__Given problem__:
Filter the entries, keeping every line with the word "JSON".

━━━━━ Provided data

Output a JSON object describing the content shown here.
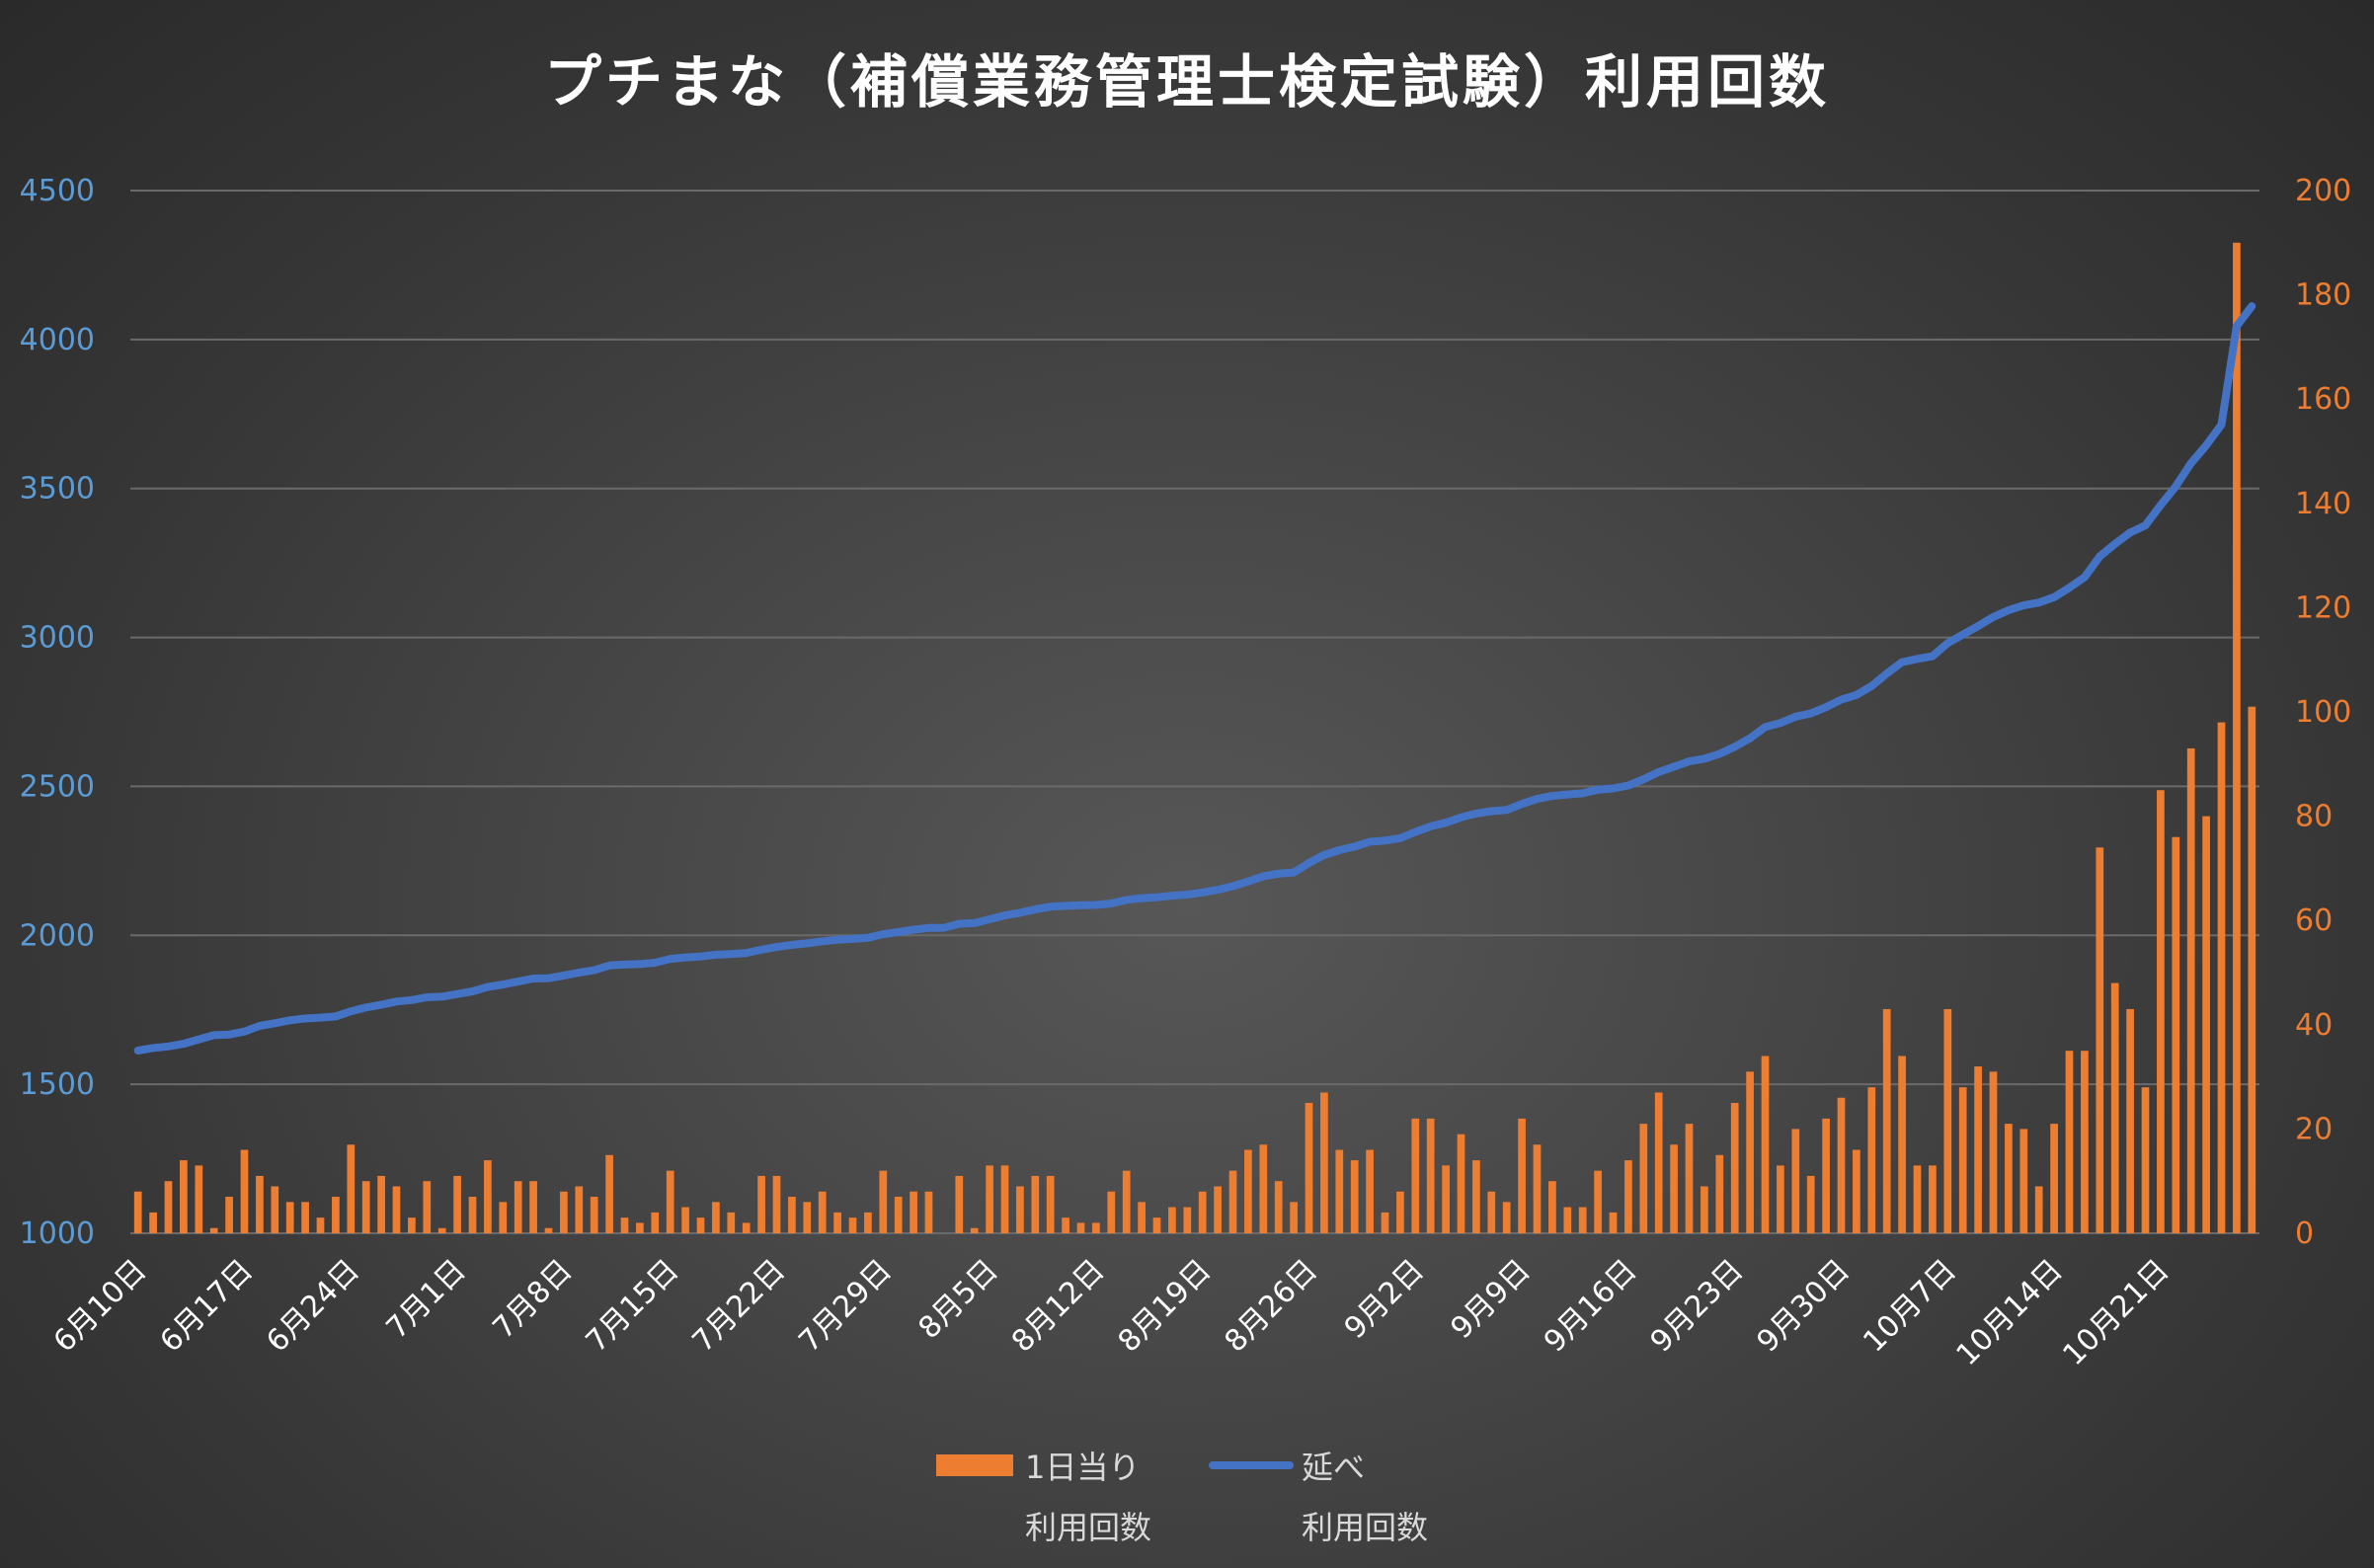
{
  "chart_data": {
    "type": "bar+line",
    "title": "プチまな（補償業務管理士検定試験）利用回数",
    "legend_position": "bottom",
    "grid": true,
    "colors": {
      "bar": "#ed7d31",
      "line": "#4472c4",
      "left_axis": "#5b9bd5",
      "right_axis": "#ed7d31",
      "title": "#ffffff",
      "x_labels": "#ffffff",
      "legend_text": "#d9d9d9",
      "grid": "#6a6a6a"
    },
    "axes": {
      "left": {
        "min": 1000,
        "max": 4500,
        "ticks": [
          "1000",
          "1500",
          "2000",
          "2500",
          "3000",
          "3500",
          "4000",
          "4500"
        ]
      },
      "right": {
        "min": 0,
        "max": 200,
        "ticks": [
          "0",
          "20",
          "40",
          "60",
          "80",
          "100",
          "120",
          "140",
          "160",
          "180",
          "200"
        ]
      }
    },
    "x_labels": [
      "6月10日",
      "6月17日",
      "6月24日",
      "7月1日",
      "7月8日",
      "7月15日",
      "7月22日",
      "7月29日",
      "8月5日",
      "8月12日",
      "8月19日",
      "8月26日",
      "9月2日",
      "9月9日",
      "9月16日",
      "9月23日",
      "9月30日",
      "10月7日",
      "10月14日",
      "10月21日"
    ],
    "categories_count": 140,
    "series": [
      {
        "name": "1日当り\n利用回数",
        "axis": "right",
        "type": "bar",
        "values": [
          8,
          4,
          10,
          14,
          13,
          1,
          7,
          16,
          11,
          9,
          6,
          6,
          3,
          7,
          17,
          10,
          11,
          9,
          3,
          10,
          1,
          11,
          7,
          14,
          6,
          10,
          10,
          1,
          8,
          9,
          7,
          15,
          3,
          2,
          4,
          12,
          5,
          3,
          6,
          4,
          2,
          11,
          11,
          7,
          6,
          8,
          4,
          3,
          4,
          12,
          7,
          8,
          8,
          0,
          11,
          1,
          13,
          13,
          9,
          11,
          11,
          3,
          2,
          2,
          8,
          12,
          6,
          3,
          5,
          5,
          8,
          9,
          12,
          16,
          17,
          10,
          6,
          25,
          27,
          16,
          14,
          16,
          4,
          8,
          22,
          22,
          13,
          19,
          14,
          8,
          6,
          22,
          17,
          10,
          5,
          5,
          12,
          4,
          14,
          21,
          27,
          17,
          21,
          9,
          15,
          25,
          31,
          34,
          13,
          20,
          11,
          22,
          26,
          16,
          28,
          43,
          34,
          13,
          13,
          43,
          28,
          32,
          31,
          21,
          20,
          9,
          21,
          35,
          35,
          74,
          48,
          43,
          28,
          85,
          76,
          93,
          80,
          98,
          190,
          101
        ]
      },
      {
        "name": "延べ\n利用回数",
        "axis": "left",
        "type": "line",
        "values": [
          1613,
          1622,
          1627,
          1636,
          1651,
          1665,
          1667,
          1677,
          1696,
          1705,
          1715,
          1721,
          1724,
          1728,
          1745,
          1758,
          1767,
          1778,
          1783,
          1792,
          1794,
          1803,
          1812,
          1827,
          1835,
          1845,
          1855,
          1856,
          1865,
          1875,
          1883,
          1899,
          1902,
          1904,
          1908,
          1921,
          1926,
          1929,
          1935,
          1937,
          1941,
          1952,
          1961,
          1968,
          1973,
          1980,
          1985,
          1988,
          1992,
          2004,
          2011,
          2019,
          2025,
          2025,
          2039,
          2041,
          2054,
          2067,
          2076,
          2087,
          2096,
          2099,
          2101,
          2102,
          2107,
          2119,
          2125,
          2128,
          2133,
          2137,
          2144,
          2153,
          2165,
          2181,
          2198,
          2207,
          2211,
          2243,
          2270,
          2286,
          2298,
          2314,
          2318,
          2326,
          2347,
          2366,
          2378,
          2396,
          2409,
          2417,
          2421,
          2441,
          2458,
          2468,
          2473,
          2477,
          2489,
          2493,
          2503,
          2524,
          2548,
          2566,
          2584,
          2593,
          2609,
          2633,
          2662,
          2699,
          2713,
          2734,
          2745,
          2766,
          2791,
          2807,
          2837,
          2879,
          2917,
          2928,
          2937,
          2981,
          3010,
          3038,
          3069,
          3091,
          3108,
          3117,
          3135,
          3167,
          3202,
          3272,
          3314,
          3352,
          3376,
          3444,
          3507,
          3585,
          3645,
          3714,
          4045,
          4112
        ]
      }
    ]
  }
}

━━━━━━━━━━
━━━━━ Provided data

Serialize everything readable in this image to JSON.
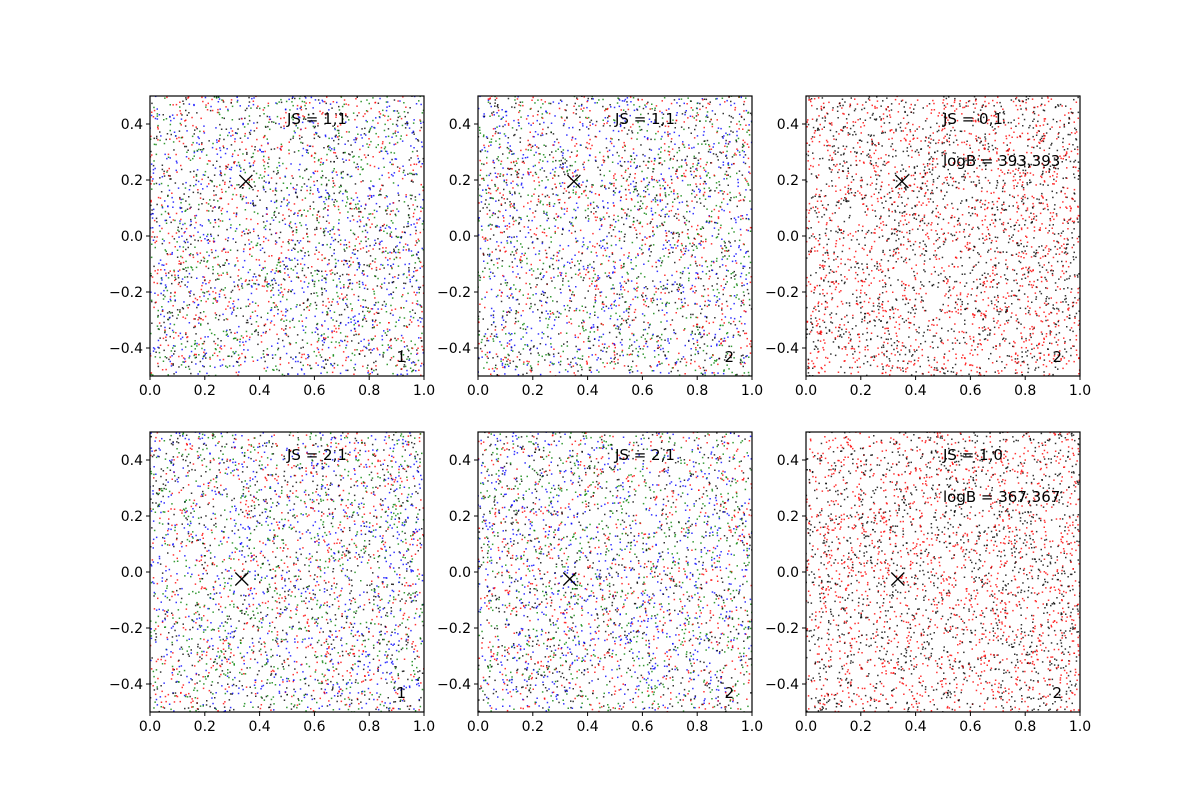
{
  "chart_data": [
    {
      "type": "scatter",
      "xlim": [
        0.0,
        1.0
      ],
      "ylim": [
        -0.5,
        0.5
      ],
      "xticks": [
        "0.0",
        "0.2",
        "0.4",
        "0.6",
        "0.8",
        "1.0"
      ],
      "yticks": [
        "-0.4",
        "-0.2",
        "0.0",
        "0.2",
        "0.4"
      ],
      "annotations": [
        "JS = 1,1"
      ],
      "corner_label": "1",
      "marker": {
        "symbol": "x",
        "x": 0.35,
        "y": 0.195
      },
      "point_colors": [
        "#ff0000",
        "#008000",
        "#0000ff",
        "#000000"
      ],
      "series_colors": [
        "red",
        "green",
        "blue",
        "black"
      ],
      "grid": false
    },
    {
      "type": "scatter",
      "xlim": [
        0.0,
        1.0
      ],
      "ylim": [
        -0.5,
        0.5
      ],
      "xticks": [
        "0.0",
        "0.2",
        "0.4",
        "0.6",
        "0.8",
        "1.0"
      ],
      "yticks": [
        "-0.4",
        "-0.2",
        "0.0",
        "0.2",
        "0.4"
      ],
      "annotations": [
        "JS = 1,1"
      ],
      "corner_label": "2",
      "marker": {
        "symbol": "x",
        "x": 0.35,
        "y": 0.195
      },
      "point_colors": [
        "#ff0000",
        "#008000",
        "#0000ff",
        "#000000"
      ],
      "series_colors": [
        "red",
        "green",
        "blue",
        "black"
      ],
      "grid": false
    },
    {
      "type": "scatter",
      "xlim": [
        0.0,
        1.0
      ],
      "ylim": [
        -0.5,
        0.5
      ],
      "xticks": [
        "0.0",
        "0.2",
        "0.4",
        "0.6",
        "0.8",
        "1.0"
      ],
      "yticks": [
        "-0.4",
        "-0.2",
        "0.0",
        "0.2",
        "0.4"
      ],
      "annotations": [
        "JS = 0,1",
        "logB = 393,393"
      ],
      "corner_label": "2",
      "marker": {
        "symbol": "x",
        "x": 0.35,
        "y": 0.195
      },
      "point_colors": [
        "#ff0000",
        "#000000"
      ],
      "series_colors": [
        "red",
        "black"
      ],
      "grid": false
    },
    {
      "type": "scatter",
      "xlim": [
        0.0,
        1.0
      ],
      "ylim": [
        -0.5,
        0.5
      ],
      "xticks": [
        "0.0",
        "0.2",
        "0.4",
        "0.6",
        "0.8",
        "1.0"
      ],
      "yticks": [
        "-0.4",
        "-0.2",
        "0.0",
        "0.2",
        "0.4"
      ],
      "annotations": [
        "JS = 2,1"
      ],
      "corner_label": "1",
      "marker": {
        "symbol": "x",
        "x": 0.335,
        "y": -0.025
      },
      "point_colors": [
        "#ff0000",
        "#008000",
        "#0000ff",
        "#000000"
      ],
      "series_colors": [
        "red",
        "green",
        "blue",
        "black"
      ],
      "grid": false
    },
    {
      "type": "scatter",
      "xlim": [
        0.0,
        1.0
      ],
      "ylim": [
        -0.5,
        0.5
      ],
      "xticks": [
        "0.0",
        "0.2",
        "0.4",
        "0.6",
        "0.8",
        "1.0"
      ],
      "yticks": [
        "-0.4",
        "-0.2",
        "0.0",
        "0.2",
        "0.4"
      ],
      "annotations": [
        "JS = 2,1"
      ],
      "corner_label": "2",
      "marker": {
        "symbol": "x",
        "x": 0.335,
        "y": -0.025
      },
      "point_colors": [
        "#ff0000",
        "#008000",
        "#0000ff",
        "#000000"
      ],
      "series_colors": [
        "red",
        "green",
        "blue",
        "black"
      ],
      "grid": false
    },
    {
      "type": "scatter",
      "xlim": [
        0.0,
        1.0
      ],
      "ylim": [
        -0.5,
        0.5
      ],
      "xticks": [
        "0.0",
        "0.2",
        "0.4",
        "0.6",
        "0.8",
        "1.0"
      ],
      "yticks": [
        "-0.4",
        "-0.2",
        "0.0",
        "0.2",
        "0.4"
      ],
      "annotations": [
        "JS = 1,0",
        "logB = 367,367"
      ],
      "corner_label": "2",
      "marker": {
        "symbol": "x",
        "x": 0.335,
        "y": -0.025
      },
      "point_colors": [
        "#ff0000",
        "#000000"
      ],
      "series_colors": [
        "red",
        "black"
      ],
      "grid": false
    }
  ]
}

━━━━━━━━━━

__Result below__:
Output a JSON object describing the content shown here.
Serialize everything readable in this image to JSON.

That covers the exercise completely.